* _WORK INSTRUCTIONS_: Set every record down verbatim and omit the pictures.

_ _ _ _ _ _ _

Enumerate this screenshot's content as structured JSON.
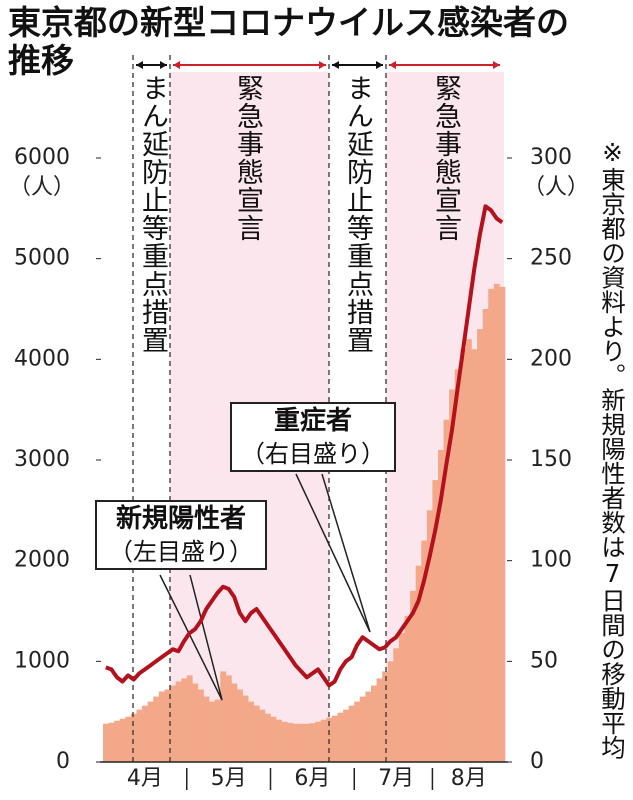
{
  "chart_data": {
    "type": "bar",
    "title": "東京都の新型コロナウイルス感染者の推移",
    "categories": [
      null,
      null,
      null,
      null,
      null,
      null,
      null,
      "4月",
      null,
      null,
      null,
      null,
      null,
      null,
      null,
      null,
      null,
      null,
      null,
      null,
      null,
      null,
      "5月",
      null,
      null,
      null,
      null,
      null,
      null,
      null,
      null,
      null,
      null,
      null,
      null,
      null,
      null,
      "6月",
      null,
      null,
      null,
      null,
      null,
      null,
      null,
      null,
      null,
      null,
      null,
      null,
      null,
      null,
      "7月",
      null,
      null,
      null,
      null,
      null,
      null,
      null,
      null,
      null,
      null,
      null,
      null,
      "8月",
      null,
      null,
      null,
      null,
      null,
      null
    ],
    "series": [
      {
        "name": "新規陽性者",
        "axis_note": "（左目盛り）",
        "type": "bar",
        "color": "#f2a889",
        "values": [
          380,
          390,
          410,
          430,
          450,
          480,
          520,
          560,
          600,
          650,
          700,
          720,
          760,
          800,
          830,
          860,
          780,
          720,
          650,
          600,
          620,
          900,
          860,
          780,
          720,
          660,
          600,
          560,
          520,
          480,
          450,
          420,
          400,
          390,
          380,
          380,
          380,
          385,
          400,
          420,
          440,
          460,
          490,
          520,
          560,
          600,
          650,
          700,
          760,
          830,
          900,
          1000,
          1130,
          1280,
          1450,
          1700,
          1950,
          2200,
          2500,
          2800,
          3100,
          3400,
          3700,
          3900,
          4100,
          4200,
          4100,
          4300,
          4500,
          4700,
          4750,
          4720
        ]
      },
      {
        "name": "重症者",
        "axis_note": "（右目盛り）",
        "type": "line",
        "axis": "y2",
        "color": "#b3111c",
        "values": [
          47,
          46,
          42,
          40,
          43,
          41,
          44,
          46,
          48,
          50,
          52,
          54,
          56,
          55,
          60,
          64,
          66,
          70,
          76,
          80,
          84,
          87,
          86,
          82,
          74,
          70,
          74,
          76,
          72,
          68,
          64,
          60,
          56,
          52,
          48,
          45,
          42,
          44,
          46,
          42,
          38,
          40,
          46,
          50,
          52,
          58,
          62,
          60,
          58,
          56,
          57,
          60,
          62,
          66,
          70,
          74,
          80,
          90,
          102,
          115,
          130,
          148,
          165,
          185,
          205,
          225,
          245,
          262,
          276,
          274,
          270,
          268
        ]
      }
    ],
    "ylim": [
      0,
      6000
    ],
    "yticks": [
      0,
      1000,
      2000,
      3000,
      4000,
      5000,
      6000
    ],
    "y_unit": "（人）",
    "y2lim": [
      0,
      300
    ],
    "y2ticks": [
      0,
      50,
      100,
      150,
      200,
      250,
      300
    ],
    "y2_unit": "（人）",
    "periods": [
      "まん延防止等重点措置",
      "緊急事態宣言",
      "まん延防止等重点措置",
      "緊急事態宣言"
    ],
    "note": "※東京都の資料より。新規陽性者数は7日間の移動平均"
  }
}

_ _ _ _ _ _ _

* _OUTPUT_:
Enumerate this screenshot's content as structured JSON.
{
  "chart_data": {
    "type": "bar",
    "title": "東京都の新型コロナウイルス感染者の推移",
    "categories": [
      null,
      null,
      null,
      null,
      null,
      null,
      null,
      "4月",
      null,
      null,
      null,
      null,
      null,
      null,
      null,
      null,
      null,
      null,
      null,
      null,
      null,
      null,
      "5月",
      null,
      null,
      null,
      null,
      null,
      null,
      null,
      null,
      null,
      null,
      null,
      null,
      null,
      null,
      "6月",
      null,
      null,
      null,
      null,
      null,
      null,
      null,
      null,
      null,
      null,
      null,
      null,
      null,
      null,
      "7月",
      null,
      null,
      null,
      null,
      null,
      null,
      null,
      null,
      null,
      null,
      null,
      null,
      "8月",
      null,
      null,
      null,
      null,
      null,
      null
    ],
    "series": [
      {
        "name": "新規陽性者",
        "axis_note": "（左目盛り）",
        "type": "bar",
        "color": "#f2a889",
        "values": [
          380,
          390,
          410,
          430,
          450,
          480,
          520,
          560,
          600,
          650,
          700,
          720,
          760,
          800,
          830,
          860,
          780,
          720,
          650,
          600,
          620,
          900,
          860,
          780,
          720,
          660,
          600,
          560,
          520,
          480,
          450,
          420,
          400,
          390,
          380,
          380,
          380,
          385,
          400,
          420,
          440,
          460,
          490,
          520,
          560,
          600,
          650,
          700,
          760,
          830,
          900,
          1000,
          1130,
          1280,
          1450,
          1700,
          1950,
          2200,
          2500,
          2800,
          3100,
          3400,
          3700,
          3900,
          4100,
          4200,
          4100,
          4300,
          4500,
          4700,
          4750,
          4720
        ]
      },
      {
        "name": "重症者",
        "axis_note": "（右目盛り）",
        "type": "line",
        "axis": "y2",
        "color": "#b3111c",
        "values": [
          47,
          46,
          42,
          40,
          43,
          41,
          44,
          46,
          48,
          50,
          52,
          54,
          56,
          55,
          60,
          64,
          66,
          70,
          76,
          80,
          84,
          87,
          86,
          82,
          74,
          70,
          74,
          76,
          72,
          68,
          64,
          60,
          56,
          52,
          48,
          45,
          42,
          44,
          46,
          42,
          38,
          40,
          46,
          50,
          52,
          58,
          62,
          60,
          58,
          56,
          57,
          60,
          62,
          66,
          70,
          74,
          80,
          90,
          102,
          115,
          130,
          148,
          165,
          185,
          205,
          225,
          245,
          262,
          276,
          274,
          270,
          268
        ]
      }
    ],
    "ylim": [
      0,
      6000
    ],
    "yticks": [
      0,
      1000,
      2000,
      3000,
      4000,
      5000,
      6000
    ],
    "y_unit": "（人）",
    "y2lim": [
      0,
      300
    ],
    "y2ticks": [
      0,
      50,
      100,
      150,
      200,
      250,
      300
    ],
    "y2_unit": "（人）",
    "periods": [
      "まん延防止等重点措置",
      "緊急事態宣言",
      "まん延防止等重点措置",
      "緊急事態宣言"
    ],
    "note": "※東京都の資料より。新規陽性者数は7日間の移動平均"
  }
}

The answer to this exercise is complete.